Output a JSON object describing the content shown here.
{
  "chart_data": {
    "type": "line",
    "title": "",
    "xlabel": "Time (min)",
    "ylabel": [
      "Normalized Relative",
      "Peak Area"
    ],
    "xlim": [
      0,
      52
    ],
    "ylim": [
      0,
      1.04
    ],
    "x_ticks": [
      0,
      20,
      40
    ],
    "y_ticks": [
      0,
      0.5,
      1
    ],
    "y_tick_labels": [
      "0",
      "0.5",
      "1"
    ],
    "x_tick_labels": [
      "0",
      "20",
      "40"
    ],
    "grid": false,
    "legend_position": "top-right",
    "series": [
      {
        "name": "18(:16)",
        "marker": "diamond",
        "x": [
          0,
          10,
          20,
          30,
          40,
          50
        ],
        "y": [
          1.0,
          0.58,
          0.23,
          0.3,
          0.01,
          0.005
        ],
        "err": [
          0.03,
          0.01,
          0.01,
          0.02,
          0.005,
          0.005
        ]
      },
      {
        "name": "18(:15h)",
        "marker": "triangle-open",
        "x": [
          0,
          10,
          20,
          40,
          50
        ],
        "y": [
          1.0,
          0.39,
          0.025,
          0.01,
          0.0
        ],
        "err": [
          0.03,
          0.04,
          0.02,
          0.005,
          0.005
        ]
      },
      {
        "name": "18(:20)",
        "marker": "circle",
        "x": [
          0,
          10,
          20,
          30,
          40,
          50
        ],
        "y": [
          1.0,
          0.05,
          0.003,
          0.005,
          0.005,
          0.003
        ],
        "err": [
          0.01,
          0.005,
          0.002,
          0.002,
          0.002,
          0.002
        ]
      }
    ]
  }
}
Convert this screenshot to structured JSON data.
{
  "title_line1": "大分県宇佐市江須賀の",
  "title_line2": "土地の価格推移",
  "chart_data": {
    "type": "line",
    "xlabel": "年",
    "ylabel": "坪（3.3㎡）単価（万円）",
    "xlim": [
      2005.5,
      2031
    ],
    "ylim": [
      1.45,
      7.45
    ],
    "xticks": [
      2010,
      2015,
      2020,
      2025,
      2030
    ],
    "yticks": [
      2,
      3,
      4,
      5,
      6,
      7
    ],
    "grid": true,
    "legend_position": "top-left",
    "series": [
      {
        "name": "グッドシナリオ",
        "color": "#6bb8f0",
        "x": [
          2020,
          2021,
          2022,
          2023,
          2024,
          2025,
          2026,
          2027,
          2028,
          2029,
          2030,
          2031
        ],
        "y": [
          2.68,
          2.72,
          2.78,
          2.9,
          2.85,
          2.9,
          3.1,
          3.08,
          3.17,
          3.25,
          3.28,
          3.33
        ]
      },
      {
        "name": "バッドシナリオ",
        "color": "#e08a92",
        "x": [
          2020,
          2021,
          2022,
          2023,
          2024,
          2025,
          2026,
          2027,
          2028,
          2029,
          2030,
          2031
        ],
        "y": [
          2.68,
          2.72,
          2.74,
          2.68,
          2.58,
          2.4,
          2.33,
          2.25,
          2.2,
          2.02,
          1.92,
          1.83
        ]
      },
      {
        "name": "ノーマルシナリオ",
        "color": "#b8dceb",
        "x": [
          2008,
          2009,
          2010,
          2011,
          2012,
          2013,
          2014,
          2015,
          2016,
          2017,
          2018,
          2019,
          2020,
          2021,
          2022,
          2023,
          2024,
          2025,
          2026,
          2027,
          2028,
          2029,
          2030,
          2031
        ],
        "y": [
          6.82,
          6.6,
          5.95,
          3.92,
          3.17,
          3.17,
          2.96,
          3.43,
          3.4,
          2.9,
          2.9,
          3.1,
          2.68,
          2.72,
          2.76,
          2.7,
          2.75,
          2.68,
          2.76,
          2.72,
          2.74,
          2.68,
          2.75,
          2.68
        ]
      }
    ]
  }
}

__WRITTEN REQUEST__.
Reproduce each record exactly as it appears.

__THE RESPONSE__.
Output a JSON object describing the content shown here.
{
  "chart_data": {
    "type": "line",
    "title": "",
    "xlabel": "Time (min)",
    "ylabel": [
      "Normalized Relative",
      "Peak Area"
    ],
    "xlim": [
      0,
      52
    ],
    "ylim": [
      0,
      1.04
    ],
    "x_ticks": [
      0,
      20,
      40
    ],
    "y_ticks": [
      0,
      0.5,
      1
    ],
    "y_tick_labels": [
      "0",
      "0.5",
      "1"
    ],
    "x_tick_labels": [
      "0",
      "20",
      "40"
    ],
    "grid": false,
    "legend_position": "top-right",
    "series": [
      {
        "name": "18(:16)",
        "marker": "diamond",
        "x": [
          0,
          10,
          20,
          30,
          40,
          50
        ],
        "y": [
          1.0,
          0.58,
          0.23,
          0.3,
          0.01,
          0.005
        ],
        "err": [
          0.03,
          0.01,
          0.01,
          0.02,
          0.005,
          0.005
        ]
      },
      {
        "name": "18(:15h)",
        "marker": "triangle-open",
        "x": [
          0,
          10,
          20,
          40,
          50
        ],
        "y": [
          1.0,
          0.39,
          0.025,
          0.01,
          0.0
        ],
        "err": [
          0.03,
          0.04,
          0.02,
          0.005,
          0.005
        ]
      },
      {
        "name": "18(:20)",
        "marker": "circle",
        "x": [
          0,
          10,
          20,
          30,
          40,
          50
        ],
        "y": [
          1.0,
          0.05,
          0.003,
          0.005,
          0.005,
          0.003
        ],
        "err": [
          0.01,
          0.005,
          0.002,
          0.002,
          0.002,
          0.002
        ]
      }
    ]
  }
}
Convert this screenshot to structured JSON data.
{
  "title_line1": "大分県宇佐市江須賀の",
  "title_line2": "土地の価格推移",
  "chart_data": {
    "type": "line",
    "xlabel": "年",
    "ylabel": "坪（3.3㎡）単価（万円）",
    "xlim": [
      2005.5,
      2031
    ],
    "ylim": [
      1.45,
      7.45
    ],
    "xticks": [
      2010,
      2015,
      2020,
      2025,
      2030
    ],
    "yticks": [
      2,
      3,
      4,
      5,
      6,
      7
    ],
    "grid": true,
    "legend_position": "top-left",
    "series": [
      {
        "name": "グッドシナリオ",
        "color": "#6bb8f0",
        "x": [
          2020,
          2021,
          2022,
          2023,
          2024,
          2025,
          2026,
          2027,
          2028,
          2029,
          2030,
          2031
        ],
        "y": [
          2.68,
          2.72,
          2.78,
          2.9,
          2.85,
          2.9,
          3.1,
          3.08,
          3.17,
          3.25,
          3.28,
          3.33
        ]
      },
      {
        "name": "バッドシナリオ",
        "color": "#e08a92",
        "x": [
          2020,
          2021,
          2022,
          2023,
          2024,
          2025,
          2026,
          2027,
          2028,
          2029,
          2030,
          2031
        ],
        "y": [
          2.68,
          2.72,
          2.74,
          2.68,
          2.58,
          2.4,
          2.33,
          2.25,
          2.2,
          2.02,
          1.92,
          1.83
        ]
      },
      {
        "name": "ノーマルシナリオ",
        "color": "#b8dceb",
        "x": [
          2008,
          2009,
          2010,
          2011,
          2012,
          2013,
          2014,
          2015,
          2016,
          2017,
          2018,
          2019,
          2020,
          2021,
          2022,
          2023,
          2024,
          2025,
          2026,
          2027,
          2028,
          2029,
          2030,
          2031
        ],
        "y": [
          6.82,
          6.6,
          5.95,
          3.92,
          3.17,
          3.17,
          2.96,
          3.43,
          3.4,
          2.9,
          2.9,
          3.1,
          2.68,
          2.72,
          2.76,
          2.7,
          2.75,
          2.68,
          2.76,
          2.72,
          2.74,
          2.68,
          2.75,
          2.68
        ]
      }
    ]
  }
}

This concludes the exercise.